▸ Set problem:
Look through the records below, count the lines with the word "выплаты", and reply with only the number.

▸ Listing:
━━━━
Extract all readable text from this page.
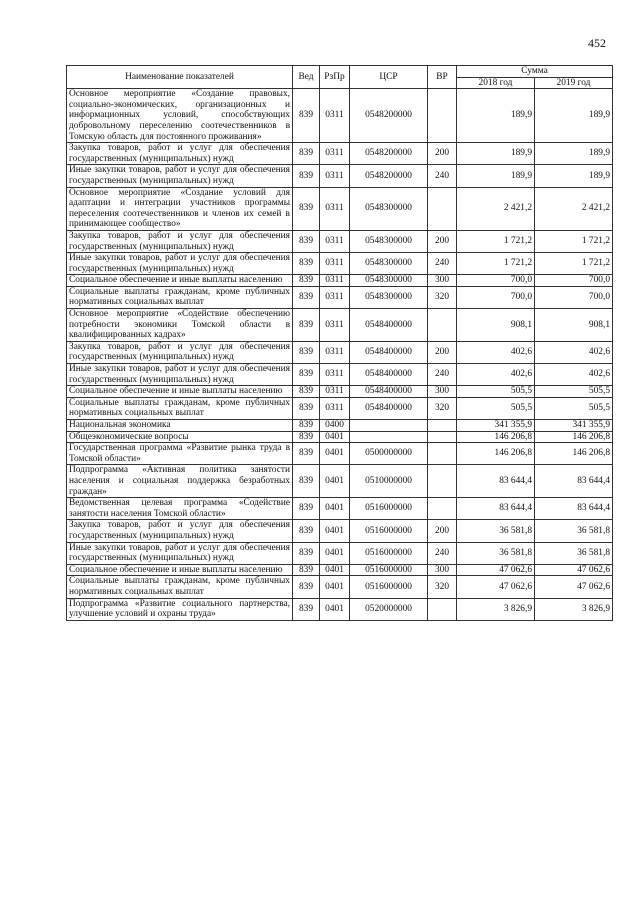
452
Наименование показателей	Вед	РзПр	ЦСР	ВР	Сумма	
					2018 год	2019 год
Основное мероприятие «Создание правовых, социально-экономических, организационных и информационных условий, способствующих добровольному переселению соотечественников в Томскую область для постоянного проживания»	839	0311	0548200000		189,9	189,9
Закупка товаров, работ и услуг для обеспечения государственных (муниципальных) нужд	839	0311	0548200000	200	189,9	189,9
Иные закупки товаров, работ и услуг для обеспечения государственных (муниципальных) нужд	839	0311	0548200000	240	189,9	189,9
Основное мероприятие «Создание условий для адаптации и интеграции участников программы переселения соотечественников и членов их семей в принимающее сообщество»	839	0311	0548300000		2 421,2	2 421,2
Закупка товаров, работ и услуг для обеспечения государственных (муниципальных) нужд	839	0311	0548300000	200	1 721,2	1 721,2
Иные закупки товаров, работ и услуг для обеспечения государственных (муниципальных) нужд	839	0311	0548300000	240	1 721,2	1 721,2
Социальное обеспечение и иные выплаты населению	839	0311	0548300000	300	700,0	700,0
Социальные выплаты гражданам, кроме публичных нормативных социальных выплат	839	0311	0548300000	320	700,0	700,0
Основное мероприятие «Содействие обеспечению потребности экономики Томской области в квалифицированных кадрах»	839	0311	0548400000		908,1	908,1
Закупка товаров, работ и услуг для обеспечения государственных (муниципальных) нужд	839	0311	0548400000	200	402,6	402,6
Иные закупки товаров, работ и услуг для обеспечения государственных (муниципальных) нужд	839	0311	0548400000	240	402,6	402,6
Социальное обеспечение и иные выплаты населению	839	0311	0548400000	300	505,5	505,5
Социальные выплаты гражданам, кроме публичных нормативных социальных выплат	839	0311	0548400000	320	505,5	505,5
Национальная экономика	839	0400			341 355,9	341 355,9
Общеэкономические вопросы	839	0401			146 206,8	146 206,8
Государственная программа «Развитие рынка труда в Томской области»	839	0401	0500000000		146 206,8	146 206,8
Подпрограмма «Активная политика занятости населения и социальная поддержка безработных граждан»	839	0401	0510000000		83 644,4	83 644,4
Ведомственная целевая программа «Содействие занятости населения Томской области»	839	0401	0516000000		83 644,4	83 644,4
Закупка товаров, работ и услуг для обеспечения государственных (муниципальных) нужд	839	0401	0516000000	200	36 581,8	36 581,8
Иные закупки товаров, работ и услуг для обеспечения государственных (муниципальных) нужд	839	0401	0516000000	240	36 581,8	36 581,8
Социальное обеспечение и иные выплаты населению	839	0401	0516000000	300	47 062,6	47 062,6
Социальные выплаты гражданам, кроме публичных нормативных социальных выплат	839	0401	0516000000	320	47 062,6	47 062,6
Подпрограмма «Развитие социального партнерства, улучшение условий и охраны труда»	839	0401	0520000000		3 826,9	3 826,9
━━━━
▸ Result of the task:
6